Collected data:
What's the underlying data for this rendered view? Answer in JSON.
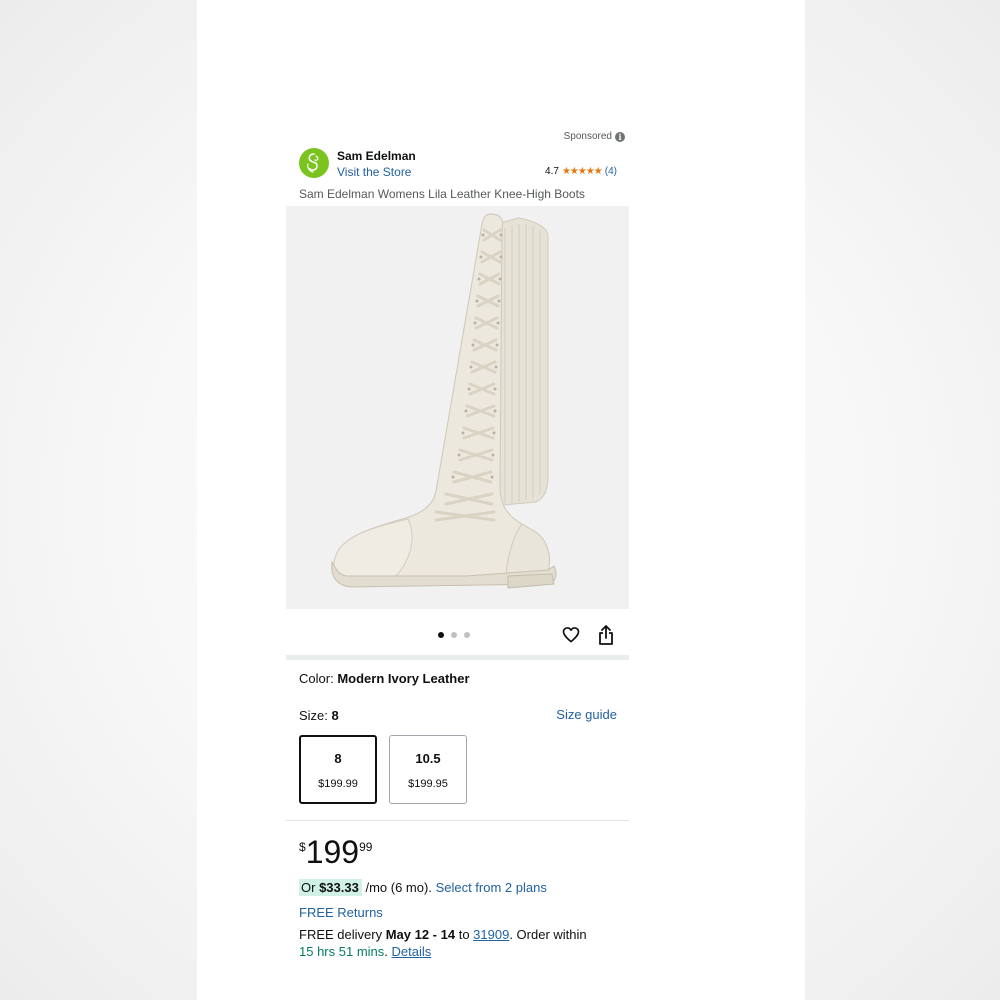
{
  "header": {
    "sponsored_label": "Sponsored",
    "info_icon": "i",
    "brand_name": "Sam Edelman",
    "visit_store": "Visit the Store",
    "rating_value": "4.7",
    "stars": "★★★★★",
    "rating_count": "(4)",
    "rating_fraction": 0.94
  },
  "product": {
    "title": "Sam Edelman Womens Lila Leather Knee-High Boots",
    "image_count": 3,
    "active_image": 1
  },
  "options": {
    "color_label": "Color:",
    "color_value": "Modern Ivory Leather",
    "size_label": "Size:",
    "size_value": "8",
    "size_guide": "Size guide",
    "sizes": [
      {
        "size": "8",
        "price": "$199.99",
        "selected": true
      },
      {
        "size": "10.5",
        "price": "$199.95",
        "selected": false
      }
    ]
  },
  "pricing": {
    "currency_symbol": "$",
    "whole": "199",
    "fraction": "99",
    "installment_prefix": "Or",
    "installment_amount": "$33.33",
    "installment_suffix": "/mo (6 mo).",
    "installment_link": "Select from 2 plans"
  },
  "shipping": {
    "free_returns": "FREE Returns",
    "delivery_prefix": "FREE delivery",
    "delivery_dates": "May 12 - 14",
    "to_word": "to",
    "zip": "31909",
    "order_within": ". Order within",
    "countdown": "15 hrs 51 mins",
    "details_link": "Details"
  },
  "colors": {
    "link": "#2162a1",
    "star": "#e47911",
    "installment_bg": "#d1f1e6",
    "countdown": "#067d62",
    "logo": "#7bc41f"
  }
}
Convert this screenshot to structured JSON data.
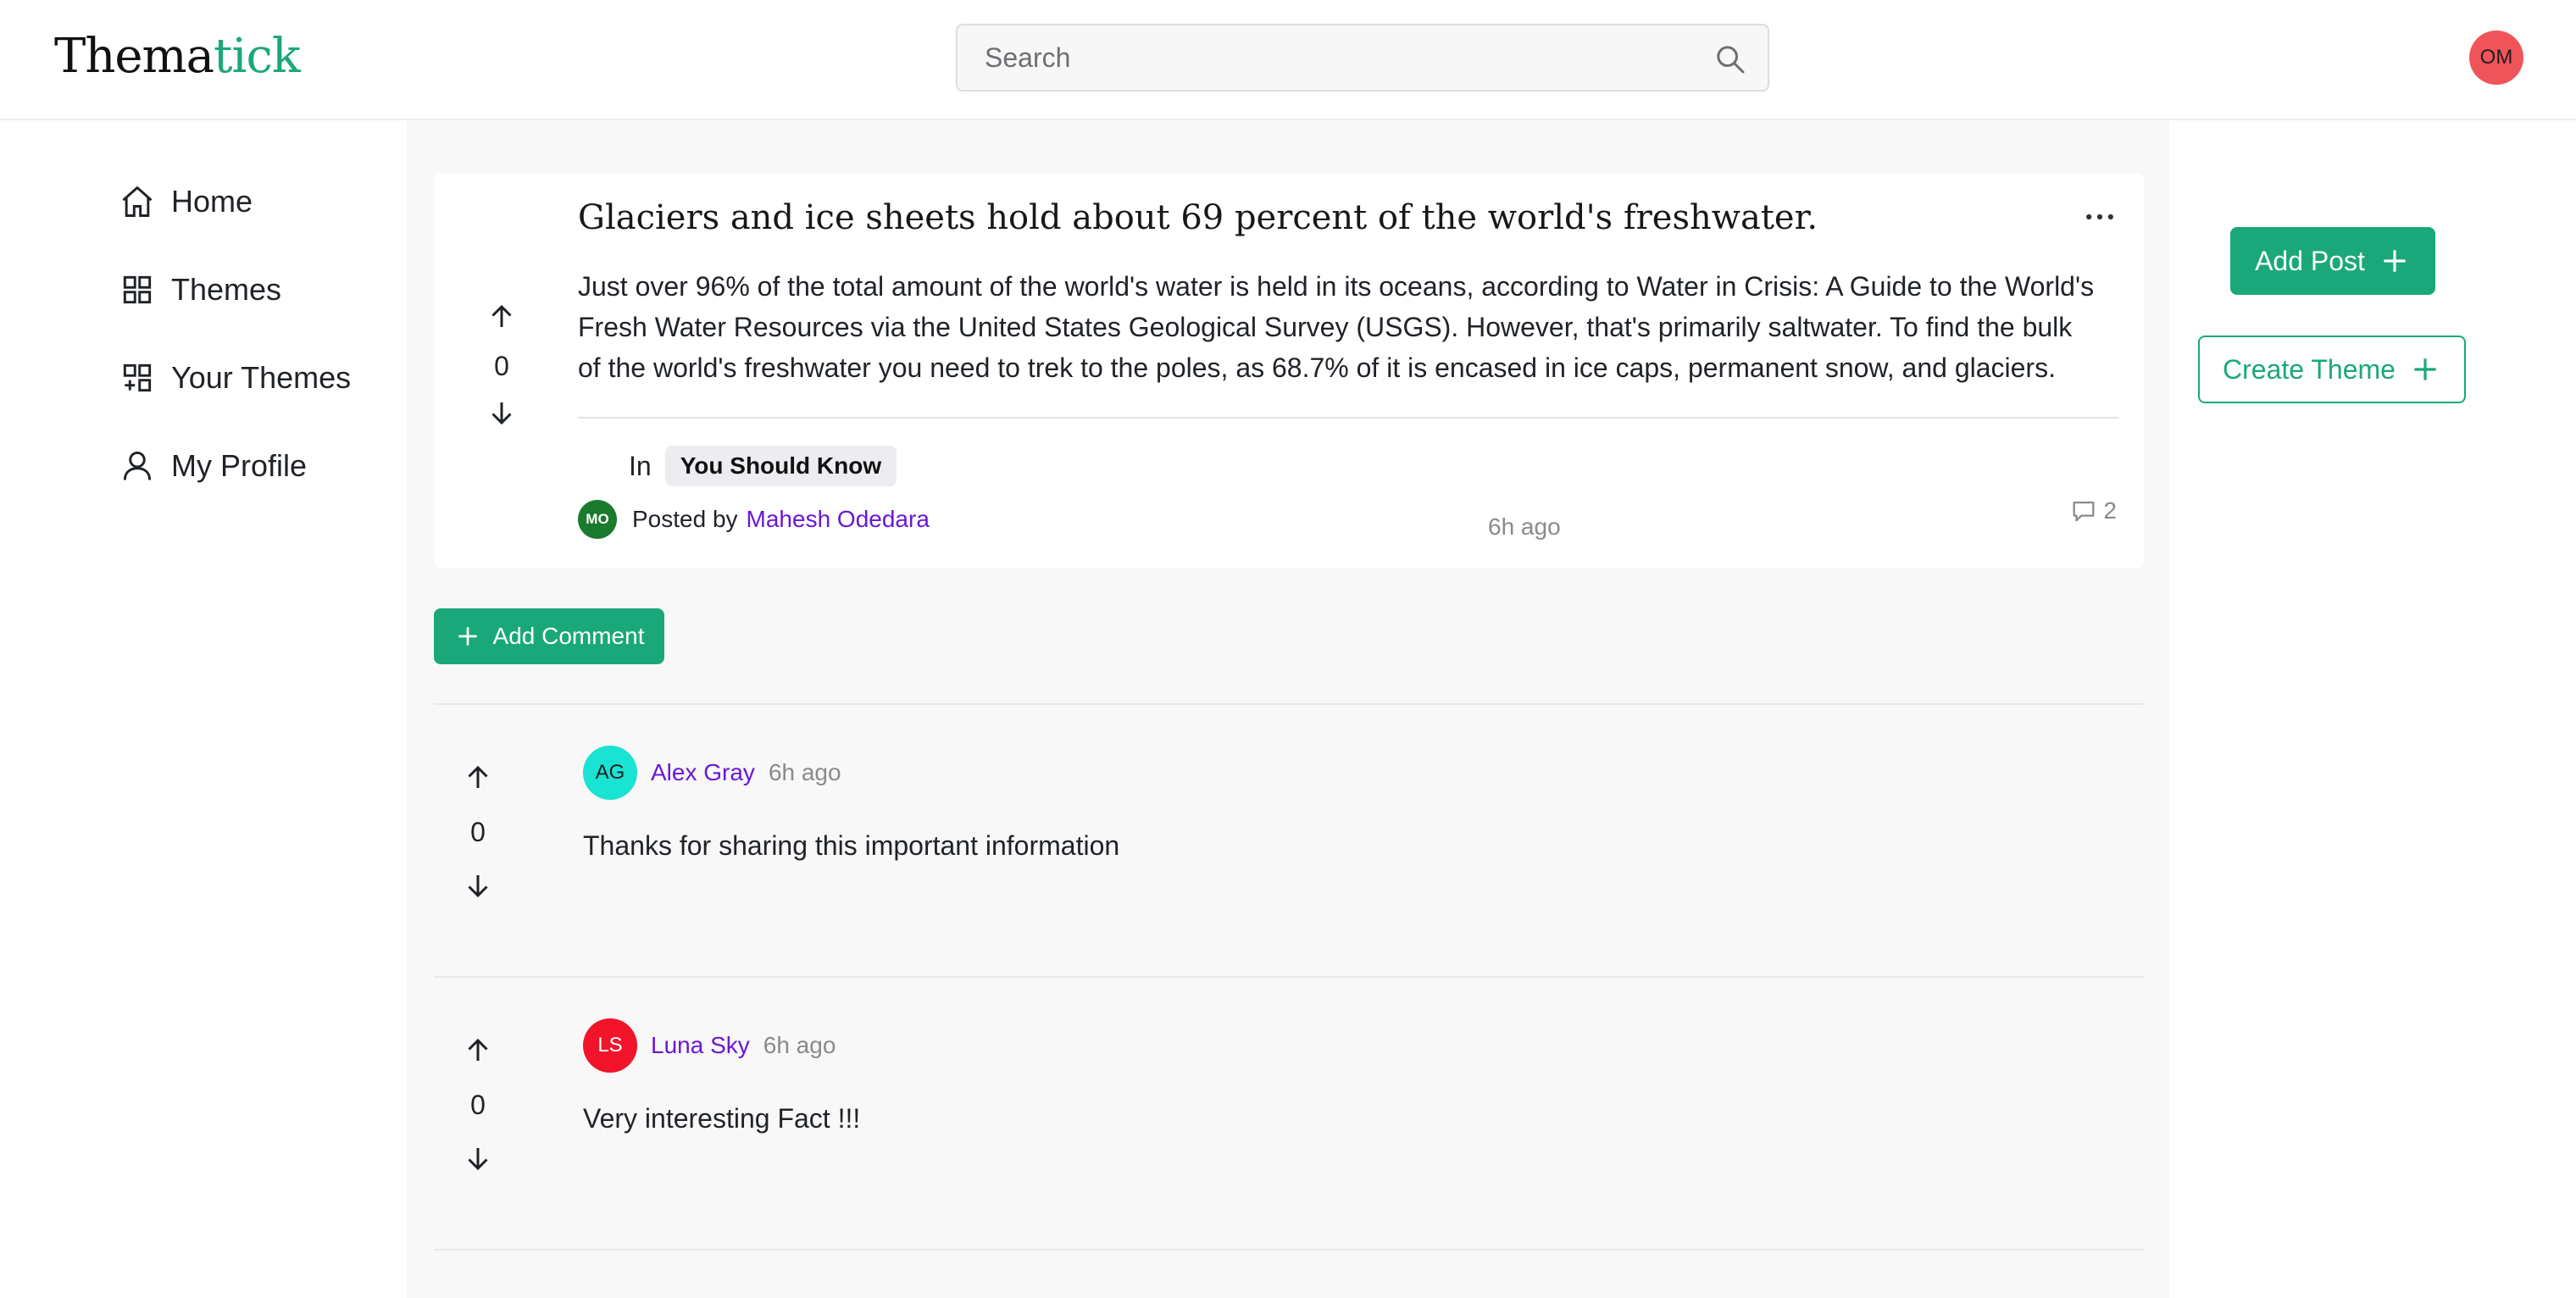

[WHAT YOU NEED TO DO] In your copy, leave out the pictures and reproduce the material above exactly.

[RESULT FOR THIS EXERCISE]
What's the underlying data for this rendered view? Answer in JSON.
{
  "header": {
    "sponsored_label": "Sponsored",
    "info_icon": "i",
    "brand_name": "Sam Edelman",
    "visit_store": "Visit the Store",
    "rating_value": "4.7",
    "stars": "★★★★★",
    "rating_count": "(4)",
    "rating_fraction": 0.94
  },
  "product": {
    "title": "Sam Edelman Womens Lila Leather Knee-High Boots",
    "image_count": 3,
    "active_image": 1
  },
  "options": {
    "color_label": "Color:",
    "color_value": "Modern Ivory Leather",
    "size_label": "Size:",
    "size_value": "8",
    "size_guide": "Size guide",
    "sizes": [
      {
        "size": "8",
        "price": "$199.99",
        "selected": true
      },
      {
        "size": "10.5",
        "price": "$199.95",
        "selected": false
      }
    ]
  },
  "pricing": {
    "currency_symbol": "$",
    "whole": "199",
    "fraction": "99",
    "installment_prefix": "Or",
    "installment_amount": "$33.33",
    "installment_suffix": "/mo (6 mo).",
    "installment_link": "Select from 2 plans"
  },
  "shipping": {
    "free_returns": "FREE Returns",
    "delivery_prefix": "FREE delivery",
    "delivery_dates": "May 12 - 14",
    "to_word": "to",
    "zip": "31909",
    "order_within": ". Order within",
    "countdown": "15 hrs 51 mins",
    "details_link": "Details"
  },
  "colors": {
    "link": "#2162a1",
    "star": "#e47911",
    "installment_bg": "#d1f1e6",
    "countdown": "#067d62",
    "logo": "#7bc41f"
  }
}
Convert this screenshot to structured JSON data.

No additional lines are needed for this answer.